- [Exercise requirements]:
Look through the lines below and extract any with the word "Арка".

- [Records provided]:
___
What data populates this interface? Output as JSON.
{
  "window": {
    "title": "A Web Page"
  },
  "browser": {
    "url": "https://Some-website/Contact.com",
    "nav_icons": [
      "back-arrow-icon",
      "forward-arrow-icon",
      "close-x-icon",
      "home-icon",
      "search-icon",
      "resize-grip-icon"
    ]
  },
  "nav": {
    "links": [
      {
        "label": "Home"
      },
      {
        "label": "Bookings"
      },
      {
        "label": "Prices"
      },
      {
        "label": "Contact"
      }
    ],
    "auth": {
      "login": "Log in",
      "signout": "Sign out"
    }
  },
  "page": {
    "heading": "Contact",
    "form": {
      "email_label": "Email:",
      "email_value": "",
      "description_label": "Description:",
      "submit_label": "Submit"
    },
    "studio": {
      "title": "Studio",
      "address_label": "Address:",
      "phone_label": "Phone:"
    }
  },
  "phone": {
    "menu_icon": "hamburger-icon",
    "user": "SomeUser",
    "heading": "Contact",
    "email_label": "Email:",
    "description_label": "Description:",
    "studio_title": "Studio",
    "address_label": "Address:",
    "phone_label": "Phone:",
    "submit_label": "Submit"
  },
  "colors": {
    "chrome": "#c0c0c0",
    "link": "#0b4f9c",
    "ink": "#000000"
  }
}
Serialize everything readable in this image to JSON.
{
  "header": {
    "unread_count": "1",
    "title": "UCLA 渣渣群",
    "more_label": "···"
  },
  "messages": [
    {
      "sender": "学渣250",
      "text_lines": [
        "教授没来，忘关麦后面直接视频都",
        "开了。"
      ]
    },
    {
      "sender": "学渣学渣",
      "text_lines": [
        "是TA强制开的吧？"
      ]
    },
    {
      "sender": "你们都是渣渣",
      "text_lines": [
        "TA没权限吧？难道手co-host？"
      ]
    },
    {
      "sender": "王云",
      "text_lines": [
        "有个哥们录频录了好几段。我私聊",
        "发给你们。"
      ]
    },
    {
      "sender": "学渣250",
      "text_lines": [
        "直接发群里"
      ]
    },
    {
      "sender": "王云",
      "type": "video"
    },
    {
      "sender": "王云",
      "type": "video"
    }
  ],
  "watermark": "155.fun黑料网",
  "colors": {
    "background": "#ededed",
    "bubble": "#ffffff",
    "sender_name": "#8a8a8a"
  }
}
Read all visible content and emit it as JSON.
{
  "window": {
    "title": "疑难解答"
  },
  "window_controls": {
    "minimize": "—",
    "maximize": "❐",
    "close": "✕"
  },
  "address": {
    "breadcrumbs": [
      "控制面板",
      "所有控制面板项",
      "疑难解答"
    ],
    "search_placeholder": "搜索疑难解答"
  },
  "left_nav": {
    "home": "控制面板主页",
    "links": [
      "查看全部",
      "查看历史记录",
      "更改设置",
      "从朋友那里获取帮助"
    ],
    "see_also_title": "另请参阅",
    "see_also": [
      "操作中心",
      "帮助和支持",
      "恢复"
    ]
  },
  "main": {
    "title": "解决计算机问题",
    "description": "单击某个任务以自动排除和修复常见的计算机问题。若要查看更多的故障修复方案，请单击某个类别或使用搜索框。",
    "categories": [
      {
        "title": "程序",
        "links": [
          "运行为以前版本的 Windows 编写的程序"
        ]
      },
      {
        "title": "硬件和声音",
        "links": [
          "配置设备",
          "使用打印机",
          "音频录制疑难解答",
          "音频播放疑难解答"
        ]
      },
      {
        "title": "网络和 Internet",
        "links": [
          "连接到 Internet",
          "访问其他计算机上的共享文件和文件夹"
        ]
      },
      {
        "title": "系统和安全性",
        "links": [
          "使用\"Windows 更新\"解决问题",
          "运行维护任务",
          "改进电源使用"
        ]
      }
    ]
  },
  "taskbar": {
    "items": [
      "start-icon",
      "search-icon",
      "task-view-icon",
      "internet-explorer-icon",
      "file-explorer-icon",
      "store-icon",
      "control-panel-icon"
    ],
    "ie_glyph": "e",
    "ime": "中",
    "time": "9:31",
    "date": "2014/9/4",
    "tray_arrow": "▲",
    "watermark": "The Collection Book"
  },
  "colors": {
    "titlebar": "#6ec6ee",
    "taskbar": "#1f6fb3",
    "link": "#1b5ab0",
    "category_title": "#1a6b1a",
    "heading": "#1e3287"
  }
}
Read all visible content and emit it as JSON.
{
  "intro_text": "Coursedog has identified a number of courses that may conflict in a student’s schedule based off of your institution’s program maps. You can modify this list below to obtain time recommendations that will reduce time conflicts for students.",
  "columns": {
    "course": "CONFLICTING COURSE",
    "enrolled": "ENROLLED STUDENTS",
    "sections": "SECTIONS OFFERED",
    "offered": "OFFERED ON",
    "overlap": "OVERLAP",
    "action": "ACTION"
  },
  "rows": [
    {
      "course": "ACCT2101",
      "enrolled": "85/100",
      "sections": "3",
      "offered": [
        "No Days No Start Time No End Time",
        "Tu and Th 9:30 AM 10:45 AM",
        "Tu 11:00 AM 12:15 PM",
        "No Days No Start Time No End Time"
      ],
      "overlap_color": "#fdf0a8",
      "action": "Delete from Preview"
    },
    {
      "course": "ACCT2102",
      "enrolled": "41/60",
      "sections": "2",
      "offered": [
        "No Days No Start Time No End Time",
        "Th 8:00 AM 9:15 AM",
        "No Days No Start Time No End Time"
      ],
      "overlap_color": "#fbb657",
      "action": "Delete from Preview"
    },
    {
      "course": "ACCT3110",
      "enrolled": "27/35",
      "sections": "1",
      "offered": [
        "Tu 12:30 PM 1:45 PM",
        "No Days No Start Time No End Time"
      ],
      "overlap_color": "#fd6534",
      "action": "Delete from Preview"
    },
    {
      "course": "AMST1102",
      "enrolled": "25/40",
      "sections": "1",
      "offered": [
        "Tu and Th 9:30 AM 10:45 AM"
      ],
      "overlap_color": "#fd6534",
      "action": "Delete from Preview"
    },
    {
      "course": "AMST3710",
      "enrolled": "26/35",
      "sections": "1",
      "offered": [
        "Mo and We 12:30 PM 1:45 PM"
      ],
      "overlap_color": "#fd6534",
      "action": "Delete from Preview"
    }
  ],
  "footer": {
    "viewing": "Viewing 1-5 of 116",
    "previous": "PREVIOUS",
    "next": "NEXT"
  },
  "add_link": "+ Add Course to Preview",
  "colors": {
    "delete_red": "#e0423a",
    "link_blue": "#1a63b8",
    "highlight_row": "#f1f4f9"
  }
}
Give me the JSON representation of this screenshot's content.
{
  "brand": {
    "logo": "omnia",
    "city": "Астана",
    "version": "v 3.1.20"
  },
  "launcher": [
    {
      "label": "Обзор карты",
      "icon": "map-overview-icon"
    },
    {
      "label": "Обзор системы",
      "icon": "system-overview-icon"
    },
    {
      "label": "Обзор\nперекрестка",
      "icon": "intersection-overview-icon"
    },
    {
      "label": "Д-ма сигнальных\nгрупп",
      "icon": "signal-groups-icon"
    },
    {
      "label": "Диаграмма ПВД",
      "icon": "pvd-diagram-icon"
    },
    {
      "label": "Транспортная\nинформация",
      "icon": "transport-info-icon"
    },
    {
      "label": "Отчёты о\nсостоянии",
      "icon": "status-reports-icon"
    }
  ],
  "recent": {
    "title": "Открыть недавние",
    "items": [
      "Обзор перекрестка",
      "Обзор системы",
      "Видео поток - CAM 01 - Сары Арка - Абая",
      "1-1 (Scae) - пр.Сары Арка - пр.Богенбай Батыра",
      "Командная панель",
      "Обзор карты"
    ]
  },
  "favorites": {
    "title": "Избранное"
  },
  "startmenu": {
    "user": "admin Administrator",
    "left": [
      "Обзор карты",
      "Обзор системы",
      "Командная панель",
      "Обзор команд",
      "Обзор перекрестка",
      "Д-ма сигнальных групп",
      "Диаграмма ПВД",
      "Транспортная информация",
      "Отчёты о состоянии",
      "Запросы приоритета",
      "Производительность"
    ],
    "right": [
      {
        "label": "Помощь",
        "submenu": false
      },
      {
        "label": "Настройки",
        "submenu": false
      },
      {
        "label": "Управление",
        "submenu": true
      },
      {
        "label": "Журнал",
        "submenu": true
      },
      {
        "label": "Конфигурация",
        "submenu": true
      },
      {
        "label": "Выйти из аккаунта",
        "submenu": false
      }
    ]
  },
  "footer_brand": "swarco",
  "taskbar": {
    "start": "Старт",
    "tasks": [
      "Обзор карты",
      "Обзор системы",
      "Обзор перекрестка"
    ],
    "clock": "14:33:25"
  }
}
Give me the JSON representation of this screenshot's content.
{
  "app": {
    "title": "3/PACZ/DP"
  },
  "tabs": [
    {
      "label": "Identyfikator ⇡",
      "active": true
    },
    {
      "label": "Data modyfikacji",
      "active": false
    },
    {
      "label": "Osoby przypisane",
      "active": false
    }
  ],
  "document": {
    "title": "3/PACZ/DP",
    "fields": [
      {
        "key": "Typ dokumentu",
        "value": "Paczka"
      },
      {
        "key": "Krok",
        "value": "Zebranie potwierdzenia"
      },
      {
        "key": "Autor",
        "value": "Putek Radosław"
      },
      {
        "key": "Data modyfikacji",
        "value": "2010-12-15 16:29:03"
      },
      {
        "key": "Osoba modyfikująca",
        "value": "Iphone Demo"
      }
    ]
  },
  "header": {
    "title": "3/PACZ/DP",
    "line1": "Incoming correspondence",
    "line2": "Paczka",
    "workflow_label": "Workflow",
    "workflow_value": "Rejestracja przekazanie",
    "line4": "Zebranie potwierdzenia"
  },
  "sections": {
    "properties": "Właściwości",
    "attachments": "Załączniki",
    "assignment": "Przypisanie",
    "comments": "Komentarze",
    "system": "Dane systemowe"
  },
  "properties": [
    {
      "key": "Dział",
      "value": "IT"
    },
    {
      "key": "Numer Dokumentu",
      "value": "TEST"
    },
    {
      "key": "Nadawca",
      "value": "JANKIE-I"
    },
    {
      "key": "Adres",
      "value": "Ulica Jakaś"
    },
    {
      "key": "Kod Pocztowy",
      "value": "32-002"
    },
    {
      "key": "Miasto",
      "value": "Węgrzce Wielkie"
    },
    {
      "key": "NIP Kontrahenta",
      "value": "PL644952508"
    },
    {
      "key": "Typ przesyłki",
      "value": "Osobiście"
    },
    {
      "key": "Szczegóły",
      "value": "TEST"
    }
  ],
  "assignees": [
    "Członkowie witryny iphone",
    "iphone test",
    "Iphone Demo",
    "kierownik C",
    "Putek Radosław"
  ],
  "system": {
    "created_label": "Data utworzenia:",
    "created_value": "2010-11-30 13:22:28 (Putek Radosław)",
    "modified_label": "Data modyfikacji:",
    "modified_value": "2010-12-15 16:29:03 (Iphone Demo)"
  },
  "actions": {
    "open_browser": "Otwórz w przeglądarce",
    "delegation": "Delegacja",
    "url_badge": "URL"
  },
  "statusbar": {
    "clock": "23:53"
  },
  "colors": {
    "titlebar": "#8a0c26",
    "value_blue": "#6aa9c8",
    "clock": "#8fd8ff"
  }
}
___
- [Complete output]:
      "Видео поток - CAM 01 - Сары Арка - Абая",
      "1-1 (Scae) - пр.Сары Арка - пр.Богенбай Батыра",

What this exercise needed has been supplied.